• [FRAGMENTO DEL TEXTO]:
Rama Duwaji: una artista que une mundos
La noche electoral en Nueva York olía a lluvia y a emociones. Las cámaras enfocadas al escenario, la multitud vitoreando ante el lema del cambio… y ella. Rama Duwaji, 28 años, una joven artista de raíces sirias, de pie junto al recién elegido alcalde Zohran Mamdani. Cuando él le dijo “Hayati – mi vida”, ella sonrió suavemente. No necesitaba grandes palabras. En ese solo gesto estaba todo: amor, apoyo, lucha compartida.
Aquella noche no solo él ganó las elecciones. Ella también, aunque de un modo completamente distinto. Porque Rama Duwaji no es “la esposa del alcalde”. Es una mujer que marca sus propios límites y demuestra que la delicadeza también puede ser una forma de fuerza.
Nació en 1997 en Houston, Texas, en el seno de una familia de musulmanes sirios procedentes de Damasco. Cuando tenía nueve años, la familia se mudó a Dubái y luego a Catar. Creció entre continentes, lenguas e identidades. Desde muy pequeña se sintió “en medio”: ni completamente aquí, ni completamente allá. Esa experiencia de multiculturalidad y de búsqueda de pertenencia se convirtió más tarde en el eje de su obra.

• [Entradas guardadas]:
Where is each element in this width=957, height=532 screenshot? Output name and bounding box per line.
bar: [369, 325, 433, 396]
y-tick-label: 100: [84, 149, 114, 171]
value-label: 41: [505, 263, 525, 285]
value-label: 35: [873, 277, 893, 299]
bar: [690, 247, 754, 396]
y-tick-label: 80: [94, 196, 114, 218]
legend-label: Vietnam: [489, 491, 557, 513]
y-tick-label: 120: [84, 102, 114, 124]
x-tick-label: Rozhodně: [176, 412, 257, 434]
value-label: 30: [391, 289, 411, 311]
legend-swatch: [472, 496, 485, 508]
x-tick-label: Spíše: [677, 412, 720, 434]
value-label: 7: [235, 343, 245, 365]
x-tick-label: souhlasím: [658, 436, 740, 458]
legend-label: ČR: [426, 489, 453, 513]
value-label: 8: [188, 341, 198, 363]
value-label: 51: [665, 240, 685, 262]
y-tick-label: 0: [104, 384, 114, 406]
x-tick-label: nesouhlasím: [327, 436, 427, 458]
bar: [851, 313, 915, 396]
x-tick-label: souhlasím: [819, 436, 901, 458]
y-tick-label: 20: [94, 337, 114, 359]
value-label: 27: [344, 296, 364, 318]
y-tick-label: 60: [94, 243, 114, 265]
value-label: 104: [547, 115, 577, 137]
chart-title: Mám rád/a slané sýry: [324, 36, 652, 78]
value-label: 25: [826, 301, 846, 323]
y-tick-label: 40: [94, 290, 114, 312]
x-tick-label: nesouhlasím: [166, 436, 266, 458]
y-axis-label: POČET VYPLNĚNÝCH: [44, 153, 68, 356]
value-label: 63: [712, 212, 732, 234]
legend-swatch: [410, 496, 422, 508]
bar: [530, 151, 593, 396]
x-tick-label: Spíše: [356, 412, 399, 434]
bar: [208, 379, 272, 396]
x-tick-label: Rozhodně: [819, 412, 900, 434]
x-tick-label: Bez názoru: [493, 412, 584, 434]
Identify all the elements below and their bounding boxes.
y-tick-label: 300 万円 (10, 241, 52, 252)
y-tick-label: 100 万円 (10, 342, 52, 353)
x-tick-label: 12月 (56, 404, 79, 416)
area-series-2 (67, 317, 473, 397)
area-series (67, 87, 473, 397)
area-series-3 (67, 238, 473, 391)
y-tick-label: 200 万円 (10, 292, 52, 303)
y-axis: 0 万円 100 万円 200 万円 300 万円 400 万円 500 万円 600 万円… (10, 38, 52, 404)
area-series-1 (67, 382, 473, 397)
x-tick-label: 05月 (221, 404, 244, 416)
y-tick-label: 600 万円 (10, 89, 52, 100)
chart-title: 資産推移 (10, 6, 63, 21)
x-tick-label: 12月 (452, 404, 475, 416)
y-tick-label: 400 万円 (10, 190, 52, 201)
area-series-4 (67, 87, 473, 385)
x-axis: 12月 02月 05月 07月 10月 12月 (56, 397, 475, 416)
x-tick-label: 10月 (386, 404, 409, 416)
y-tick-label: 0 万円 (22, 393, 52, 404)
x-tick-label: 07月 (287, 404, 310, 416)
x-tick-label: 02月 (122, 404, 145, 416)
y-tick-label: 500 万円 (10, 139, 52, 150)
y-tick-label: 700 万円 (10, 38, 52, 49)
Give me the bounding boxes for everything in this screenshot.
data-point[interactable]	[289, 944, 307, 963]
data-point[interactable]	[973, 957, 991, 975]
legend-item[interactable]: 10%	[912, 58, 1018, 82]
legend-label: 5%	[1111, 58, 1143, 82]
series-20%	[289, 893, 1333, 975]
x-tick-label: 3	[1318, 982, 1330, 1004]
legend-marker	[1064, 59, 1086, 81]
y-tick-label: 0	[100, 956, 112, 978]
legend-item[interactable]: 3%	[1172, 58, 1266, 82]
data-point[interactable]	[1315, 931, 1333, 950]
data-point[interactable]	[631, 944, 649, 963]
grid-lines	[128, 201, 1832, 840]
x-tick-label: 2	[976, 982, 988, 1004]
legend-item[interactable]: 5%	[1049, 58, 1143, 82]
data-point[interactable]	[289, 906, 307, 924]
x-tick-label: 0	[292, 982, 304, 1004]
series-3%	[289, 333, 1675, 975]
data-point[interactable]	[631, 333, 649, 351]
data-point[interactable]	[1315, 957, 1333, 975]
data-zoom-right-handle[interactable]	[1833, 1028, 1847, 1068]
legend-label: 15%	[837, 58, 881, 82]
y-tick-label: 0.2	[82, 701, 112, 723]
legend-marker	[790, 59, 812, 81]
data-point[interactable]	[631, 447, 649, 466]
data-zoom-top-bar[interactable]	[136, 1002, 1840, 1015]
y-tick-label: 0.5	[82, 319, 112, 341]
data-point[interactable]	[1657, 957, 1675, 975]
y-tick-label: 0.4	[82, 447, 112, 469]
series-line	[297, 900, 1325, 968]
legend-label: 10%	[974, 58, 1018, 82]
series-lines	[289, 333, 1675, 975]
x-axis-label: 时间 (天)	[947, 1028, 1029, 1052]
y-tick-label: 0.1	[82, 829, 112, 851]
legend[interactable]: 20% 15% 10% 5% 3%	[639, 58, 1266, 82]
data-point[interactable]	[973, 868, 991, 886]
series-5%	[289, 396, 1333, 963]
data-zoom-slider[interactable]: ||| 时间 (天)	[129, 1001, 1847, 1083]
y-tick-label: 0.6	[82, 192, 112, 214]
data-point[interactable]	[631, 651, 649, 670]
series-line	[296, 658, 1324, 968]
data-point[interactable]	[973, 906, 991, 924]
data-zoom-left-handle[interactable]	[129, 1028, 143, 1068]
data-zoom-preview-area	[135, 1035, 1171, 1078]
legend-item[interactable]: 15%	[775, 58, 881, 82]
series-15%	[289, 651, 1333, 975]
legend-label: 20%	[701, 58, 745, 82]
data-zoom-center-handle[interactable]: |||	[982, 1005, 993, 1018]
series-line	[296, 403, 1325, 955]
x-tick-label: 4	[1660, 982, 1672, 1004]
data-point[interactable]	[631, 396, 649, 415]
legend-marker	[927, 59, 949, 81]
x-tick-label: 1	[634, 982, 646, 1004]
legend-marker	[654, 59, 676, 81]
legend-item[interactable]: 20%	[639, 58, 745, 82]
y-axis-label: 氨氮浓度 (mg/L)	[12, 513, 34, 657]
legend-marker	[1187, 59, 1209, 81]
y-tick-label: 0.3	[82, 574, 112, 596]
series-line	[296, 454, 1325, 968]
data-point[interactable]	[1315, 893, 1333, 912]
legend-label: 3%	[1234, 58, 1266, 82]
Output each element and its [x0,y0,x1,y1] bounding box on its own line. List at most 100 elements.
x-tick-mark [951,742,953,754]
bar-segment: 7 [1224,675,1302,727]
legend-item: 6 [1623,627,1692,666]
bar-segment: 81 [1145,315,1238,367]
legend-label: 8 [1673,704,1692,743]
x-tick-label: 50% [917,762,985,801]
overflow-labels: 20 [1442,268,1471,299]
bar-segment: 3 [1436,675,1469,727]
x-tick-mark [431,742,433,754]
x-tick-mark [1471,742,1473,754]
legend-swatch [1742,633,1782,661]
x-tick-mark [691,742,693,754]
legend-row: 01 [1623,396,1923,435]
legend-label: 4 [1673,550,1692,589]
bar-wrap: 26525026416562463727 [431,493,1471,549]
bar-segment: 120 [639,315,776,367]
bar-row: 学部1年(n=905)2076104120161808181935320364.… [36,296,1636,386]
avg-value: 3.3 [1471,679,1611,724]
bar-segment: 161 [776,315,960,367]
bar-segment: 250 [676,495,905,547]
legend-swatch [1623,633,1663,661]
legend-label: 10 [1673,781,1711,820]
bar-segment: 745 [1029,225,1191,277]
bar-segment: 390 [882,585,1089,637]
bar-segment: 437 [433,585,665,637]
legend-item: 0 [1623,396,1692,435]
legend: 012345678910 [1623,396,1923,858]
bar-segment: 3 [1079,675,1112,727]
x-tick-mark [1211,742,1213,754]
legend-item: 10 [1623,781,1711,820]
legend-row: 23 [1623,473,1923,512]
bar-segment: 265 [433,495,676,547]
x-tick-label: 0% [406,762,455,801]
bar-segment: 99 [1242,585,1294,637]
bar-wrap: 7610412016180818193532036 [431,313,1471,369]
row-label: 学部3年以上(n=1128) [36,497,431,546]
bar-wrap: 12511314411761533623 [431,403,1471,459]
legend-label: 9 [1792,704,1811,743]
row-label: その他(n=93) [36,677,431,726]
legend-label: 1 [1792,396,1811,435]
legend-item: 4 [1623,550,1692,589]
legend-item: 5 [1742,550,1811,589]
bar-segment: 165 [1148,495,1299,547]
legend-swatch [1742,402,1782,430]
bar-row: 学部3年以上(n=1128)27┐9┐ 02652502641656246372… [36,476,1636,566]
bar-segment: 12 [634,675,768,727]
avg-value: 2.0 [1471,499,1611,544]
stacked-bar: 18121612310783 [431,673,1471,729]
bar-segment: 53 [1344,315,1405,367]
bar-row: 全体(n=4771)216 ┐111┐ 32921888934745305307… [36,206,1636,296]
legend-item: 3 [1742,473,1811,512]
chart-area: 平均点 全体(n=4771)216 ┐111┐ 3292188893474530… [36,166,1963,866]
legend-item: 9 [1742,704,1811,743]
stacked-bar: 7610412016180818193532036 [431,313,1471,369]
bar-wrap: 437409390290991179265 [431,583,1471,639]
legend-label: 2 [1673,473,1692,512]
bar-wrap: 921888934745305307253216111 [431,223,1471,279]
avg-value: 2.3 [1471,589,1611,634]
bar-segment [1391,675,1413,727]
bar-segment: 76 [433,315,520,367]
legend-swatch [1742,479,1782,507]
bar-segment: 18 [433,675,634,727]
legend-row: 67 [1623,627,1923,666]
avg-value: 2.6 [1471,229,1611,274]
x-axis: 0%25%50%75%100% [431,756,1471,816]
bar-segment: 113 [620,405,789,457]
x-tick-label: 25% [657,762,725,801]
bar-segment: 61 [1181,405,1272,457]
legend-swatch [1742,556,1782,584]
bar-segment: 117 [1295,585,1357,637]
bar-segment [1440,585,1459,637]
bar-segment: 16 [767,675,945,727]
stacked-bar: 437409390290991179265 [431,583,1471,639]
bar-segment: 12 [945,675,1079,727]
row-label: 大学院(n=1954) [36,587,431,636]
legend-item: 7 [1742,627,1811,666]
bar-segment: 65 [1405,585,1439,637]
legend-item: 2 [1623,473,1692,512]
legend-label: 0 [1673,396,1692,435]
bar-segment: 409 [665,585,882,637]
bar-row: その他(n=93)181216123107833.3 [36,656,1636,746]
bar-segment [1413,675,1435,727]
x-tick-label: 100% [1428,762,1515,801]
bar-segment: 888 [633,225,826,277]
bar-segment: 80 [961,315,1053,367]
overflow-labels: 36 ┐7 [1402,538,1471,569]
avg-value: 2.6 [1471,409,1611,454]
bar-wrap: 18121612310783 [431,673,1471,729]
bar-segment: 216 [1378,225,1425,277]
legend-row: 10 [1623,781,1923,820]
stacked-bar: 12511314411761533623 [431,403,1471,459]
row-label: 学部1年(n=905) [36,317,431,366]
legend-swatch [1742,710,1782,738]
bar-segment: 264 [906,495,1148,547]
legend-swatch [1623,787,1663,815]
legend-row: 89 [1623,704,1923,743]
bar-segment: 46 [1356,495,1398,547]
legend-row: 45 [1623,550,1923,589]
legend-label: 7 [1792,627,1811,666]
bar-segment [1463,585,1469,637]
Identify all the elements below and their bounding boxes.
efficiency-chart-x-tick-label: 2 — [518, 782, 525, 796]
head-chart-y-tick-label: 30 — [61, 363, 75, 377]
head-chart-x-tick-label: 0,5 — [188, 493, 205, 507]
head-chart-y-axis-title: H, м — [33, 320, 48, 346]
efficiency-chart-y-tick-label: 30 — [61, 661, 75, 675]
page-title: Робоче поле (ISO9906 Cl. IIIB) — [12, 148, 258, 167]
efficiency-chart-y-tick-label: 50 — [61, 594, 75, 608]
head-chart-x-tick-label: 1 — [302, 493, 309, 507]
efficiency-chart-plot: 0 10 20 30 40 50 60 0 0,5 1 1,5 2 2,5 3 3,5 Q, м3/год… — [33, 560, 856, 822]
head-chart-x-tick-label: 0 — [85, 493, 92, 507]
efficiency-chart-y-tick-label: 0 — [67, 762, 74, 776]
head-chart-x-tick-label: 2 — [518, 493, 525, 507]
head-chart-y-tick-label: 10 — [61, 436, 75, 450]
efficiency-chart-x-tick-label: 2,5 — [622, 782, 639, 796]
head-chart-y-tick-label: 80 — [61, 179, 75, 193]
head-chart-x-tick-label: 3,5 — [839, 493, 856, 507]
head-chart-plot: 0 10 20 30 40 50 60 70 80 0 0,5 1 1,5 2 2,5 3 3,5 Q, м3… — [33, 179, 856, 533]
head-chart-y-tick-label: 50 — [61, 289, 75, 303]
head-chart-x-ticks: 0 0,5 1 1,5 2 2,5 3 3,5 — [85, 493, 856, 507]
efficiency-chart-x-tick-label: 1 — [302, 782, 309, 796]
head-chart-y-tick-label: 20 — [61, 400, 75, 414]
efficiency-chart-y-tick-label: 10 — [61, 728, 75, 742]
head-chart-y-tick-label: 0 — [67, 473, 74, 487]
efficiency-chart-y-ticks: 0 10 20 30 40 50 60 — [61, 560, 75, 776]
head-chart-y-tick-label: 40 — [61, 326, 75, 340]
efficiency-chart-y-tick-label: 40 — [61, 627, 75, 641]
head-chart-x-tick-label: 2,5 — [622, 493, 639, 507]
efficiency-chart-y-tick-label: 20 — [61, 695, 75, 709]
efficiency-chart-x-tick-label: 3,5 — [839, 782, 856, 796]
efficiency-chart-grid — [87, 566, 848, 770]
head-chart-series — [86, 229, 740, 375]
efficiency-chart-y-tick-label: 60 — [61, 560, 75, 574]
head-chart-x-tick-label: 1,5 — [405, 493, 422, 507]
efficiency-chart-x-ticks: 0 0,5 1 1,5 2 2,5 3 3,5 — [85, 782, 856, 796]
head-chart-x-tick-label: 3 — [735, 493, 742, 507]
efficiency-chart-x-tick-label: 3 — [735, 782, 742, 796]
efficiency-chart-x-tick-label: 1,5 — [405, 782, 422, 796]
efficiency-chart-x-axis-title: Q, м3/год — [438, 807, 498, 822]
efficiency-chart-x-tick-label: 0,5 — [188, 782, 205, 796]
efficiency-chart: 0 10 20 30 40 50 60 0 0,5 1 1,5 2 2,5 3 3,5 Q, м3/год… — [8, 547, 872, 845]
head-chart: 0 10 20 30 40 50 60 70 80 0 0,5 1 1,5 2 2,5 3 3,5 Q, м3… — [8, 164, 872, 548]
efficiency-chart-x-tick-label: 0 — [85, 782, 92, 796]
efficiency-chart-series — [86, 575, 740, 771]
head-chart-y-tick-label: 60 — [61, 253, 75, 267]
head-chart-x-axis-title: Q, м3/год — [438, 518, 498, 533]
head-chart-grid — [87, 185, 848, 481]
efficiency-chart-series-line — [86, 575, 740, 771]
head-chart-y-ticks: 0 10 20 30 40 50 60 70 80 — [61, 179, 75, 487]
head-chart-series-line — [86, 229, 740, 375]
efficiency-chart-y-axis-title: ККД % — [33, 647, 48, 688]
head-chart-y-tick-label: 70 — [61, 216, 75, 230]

• [INSTRUCCIONES]:
Continúa el texto sobre Rama Duwaji a partir de su última oración.

• [TU RESPUESTA]:
Tras graduarse en la Virginia Commonwealth University, se trasladó a Nueva York para estudiar ilustración en la prestigiosa School of Visual Arts. Allí encontró su voz –literal y artísticamente–. Su estilo combina blanco y negro, luz y sombra, simplicidad y emoción. Cada dibujo es una historia sobre la feminidad, la hermandad y la memoria. Rama dice que crear siempre fue para ella una forma de terapia, una manera de ordenar un mundo que a veces parecía demasiado ruidoso.
Sus trabajos pronto recibieron reconocimiento. Aparecieron en BBC News, The New York Times, The Washington Post, Vice y en el Tate Modern de Londres. En 2022, la BBC utilizó sus ilustraciones en el documental Who Killed My Grandfather, dedicado al asesinato de un político yemení en los años 70. Su arte combina sensibilidad y conciencia política, convirtiéndose en algo más que una imagen: una forma de manifiesto.
Rama nunca ha temido los temas difíciles. Abre conversaciones sobre Palestina, Siria, la migración y la feminidad en un mundo lleno de fronteras. En Instagram critica la violencia y el silencio, y al mismo tiempo recuerda que el arte puede ser un refugio. Citando a Nina Simone, repite que “el deber del artista es reflejar los tiempos en los que vive”. Sus palabras tienen una fuerza y una calma que rara vez van juntas.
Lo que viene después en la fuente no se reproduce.